*Exercise prompt*. For the listing below, give the number of lines in which "speech" occurs. Add nothing.

————

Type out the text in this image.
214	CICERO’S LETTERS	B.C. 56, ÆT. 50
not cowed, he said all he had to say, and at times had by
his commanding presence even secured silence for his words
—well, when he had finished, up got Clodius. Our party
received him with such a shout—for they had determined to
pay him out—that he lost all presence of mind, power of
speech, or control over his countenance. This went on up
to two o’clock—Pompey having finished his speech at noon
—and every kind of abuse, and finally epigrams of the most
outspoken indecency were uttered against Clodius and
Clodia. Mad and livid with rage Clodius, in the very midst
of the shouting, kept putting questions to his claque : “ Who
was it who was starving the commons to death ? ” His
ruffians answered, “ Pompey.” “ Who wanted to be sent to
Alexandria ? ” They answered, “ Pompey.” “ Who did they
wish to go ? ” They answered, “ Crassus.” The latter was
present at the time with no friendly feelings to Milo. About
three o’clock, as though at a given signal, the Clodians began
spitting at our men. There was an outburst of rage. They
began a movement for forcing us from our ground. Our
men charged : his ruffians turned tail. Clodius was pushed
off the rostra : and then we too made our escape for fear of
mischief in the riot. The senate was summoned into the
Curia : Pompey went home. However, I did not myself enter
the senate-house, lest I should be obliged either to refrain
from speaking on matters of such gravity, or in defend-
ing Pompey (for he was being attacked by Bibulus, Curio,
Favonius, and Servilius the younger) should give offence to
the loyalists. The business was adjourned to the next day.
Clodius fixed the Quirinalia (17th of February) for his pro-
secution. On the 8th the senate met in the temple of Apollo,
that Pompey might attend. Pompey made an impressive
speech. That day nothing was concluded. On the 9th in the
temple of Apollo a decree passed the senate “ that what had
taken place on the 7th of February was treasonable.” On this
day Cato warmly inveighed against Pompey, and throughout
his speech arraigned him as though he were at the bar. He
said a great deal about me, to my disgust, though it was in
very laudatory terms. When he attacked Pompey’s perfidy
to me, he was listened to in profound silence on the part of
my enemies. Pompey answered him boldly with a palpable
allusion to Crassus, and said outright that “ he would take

————

*Response to the task*. 4